### Work to do
Your task is to copy every line of the entries that contains "Opheim".

━━━ Extracted information

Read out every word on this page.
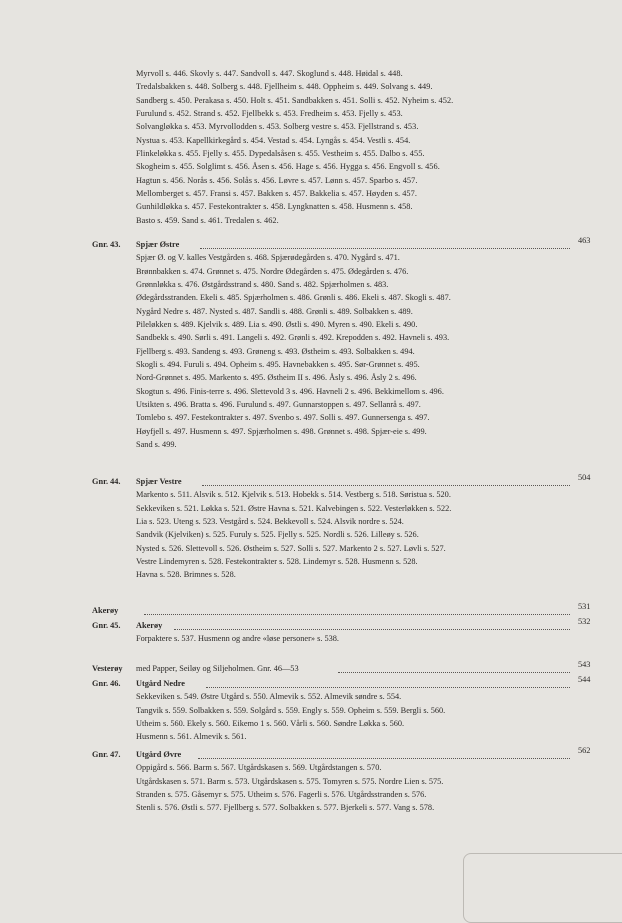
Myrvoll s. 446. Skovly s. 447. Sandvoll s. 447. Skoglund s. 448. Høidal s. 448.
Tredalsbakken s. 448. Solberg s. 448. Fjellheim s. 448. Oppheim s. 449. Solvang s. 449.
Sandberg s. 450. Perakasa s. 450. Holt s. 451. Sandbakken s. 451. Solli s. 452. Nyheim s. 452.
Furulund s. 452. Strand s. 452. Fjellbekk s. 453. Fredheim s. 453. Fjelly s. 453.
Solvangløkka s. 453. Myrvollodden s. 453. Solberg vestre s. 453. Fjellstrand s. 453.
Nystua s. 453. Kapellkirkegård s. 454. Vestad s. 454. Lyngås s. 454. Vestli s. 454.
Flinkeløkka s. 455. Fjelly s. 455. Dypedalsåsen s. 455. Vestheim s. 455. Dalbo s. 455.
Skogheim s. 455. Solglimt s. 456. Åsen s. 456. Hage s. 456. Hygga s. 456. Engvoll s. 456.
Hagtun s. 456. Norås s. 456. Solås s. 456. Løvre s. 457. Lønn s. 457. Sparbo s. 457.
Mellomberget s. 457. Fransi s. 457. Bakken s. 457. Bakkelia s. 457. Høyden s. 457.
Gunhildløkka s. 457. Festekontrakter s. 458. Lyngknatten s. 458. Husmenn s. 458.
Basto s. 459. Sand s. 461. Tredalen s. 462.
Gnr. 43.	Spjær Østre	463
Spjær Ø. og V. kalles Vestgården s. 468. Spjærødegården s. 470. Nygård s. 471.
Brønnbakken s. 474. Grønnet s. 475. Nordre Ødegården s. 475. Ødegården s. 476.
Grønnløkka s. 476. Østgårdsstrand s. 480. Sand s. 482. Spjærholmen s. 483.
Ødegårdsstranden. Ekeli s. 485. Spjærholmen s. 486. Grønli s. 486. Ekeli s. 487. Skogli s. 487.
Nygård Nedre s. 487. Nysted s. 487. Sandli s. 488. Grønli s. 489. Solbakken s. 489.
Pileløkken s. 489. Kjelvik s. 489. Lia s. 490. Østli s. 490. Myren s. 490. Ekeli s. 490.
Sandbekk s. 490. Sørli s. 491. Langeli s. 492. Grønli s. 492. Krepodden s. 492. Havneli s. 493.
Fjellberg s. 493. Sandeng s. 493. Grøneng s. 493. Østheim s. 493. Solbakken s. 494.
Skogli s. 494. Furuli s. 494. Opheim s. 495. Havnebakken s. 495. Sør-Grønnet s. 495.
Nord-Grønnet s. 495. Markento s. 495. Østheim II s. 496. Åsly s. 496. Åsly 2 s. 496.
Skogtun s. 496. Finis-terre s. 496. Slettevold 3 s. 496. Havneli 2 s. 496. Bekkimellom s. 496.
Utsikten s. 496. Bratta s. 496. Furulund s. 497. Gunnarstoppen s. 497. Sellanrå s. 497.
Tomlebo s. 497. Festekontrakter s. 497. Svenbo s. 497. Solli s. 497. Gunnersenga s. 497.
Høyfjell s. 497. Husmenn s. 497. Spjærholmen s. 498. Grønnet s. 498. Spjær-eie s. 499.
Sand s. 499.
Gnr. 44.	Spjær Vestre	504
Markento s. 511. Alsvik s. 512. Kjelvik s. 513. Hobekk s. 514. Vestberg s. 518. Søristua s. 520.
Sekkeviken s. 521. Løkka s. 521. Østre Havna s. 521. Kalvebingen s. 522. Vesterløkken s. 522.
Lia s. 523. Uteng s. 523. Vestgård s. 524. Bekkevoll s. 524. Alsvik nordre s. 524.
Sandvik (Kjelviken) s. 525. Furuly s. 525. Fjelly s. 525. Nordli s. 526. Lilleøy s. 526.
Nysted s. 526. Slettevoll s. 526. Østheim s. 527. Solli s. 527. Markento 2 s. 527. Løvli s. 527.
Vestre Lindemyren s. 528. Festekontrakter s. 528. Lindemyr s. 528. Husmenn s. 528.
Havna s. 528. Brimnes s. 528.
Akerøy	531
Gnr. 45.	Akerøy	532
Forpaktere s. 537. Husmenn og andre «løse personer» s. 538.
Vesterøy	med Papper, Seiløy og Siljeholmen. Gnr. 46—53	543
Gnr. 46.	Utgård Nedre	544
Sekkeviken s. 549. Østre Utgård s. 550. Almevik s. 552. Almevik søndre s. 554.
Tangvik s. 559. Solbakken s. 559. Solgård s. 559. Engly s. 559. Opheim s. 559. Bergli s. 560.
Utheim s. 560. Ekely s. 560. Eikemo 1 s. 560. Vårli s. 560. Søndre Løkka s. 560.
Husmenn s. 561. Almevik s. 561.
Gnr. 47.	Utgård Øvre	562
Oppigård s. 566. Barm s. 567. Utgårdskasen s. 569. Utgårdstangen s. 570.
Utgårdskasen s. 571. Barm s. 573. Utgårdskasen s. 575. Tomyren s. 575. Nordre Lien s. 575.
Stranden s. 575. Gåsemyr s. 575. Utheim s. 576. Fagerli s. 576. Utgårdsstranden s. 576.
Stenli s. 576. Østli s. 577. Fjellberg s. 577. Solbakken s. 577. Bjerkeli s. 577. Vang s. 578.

━━━━━━
━━━ Extracted information

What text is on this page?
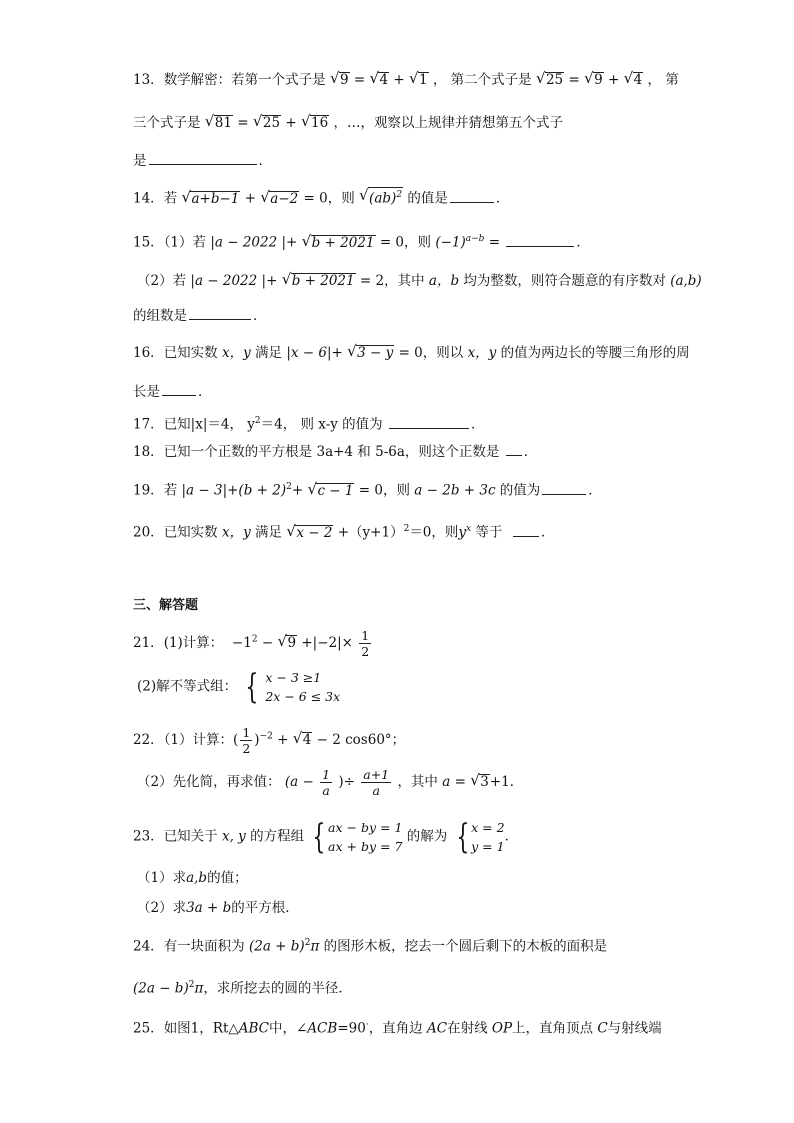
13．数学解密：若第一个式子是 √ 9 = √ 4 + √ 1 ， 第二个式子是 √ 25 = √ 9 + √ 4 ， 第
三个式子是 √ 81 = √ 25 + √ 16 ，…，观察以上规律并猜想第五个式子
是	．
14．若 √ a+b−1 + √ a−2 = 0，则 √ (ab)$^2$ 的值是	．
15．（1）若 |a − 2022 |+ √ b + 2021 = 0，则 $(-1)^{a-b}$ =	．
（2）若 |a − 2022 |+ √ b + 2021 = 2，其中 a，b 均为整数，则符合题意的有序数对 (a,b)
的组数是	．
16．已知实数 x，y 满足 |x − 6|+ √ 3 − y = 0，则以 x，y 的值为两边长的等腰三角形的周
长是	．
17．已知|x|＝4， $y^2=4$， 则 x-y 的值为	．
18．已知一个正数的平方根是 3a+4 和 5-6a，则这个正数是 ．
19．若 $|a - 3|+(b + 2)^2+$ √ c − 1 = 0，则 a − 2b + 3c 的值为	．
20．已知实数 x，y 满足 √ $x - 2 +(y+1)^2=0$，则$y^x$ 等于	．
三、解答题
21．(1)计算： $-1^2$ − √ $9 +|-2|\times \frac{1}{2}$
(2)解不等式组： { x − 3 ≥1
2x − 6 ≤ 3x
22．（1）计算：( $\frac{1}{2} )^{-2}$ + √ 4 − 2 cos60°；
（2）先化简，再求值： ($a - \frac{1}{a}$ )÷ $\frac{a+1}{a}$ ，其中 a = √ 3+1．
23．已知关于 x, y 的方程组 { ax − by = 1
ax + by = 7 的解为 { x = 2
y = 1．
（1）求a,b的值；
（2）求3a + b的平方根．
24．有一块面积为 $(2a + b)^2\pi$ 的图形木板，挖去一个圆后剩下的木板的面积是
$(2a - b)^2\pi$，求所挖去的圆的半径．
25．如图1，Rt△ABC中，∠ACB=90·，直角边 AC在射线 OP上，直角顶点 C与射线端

━━━━━━

### Response
Skogli s. 494. Furuli s. 494. Opheim s. 495. Havnebakken s. 495. Sør-Grønnet s. 495.
Tangvik s. 559. Solbakken s. 559. Solgård s. 559. Engly s. 559. Opheim s. 559. Bergli s. 560.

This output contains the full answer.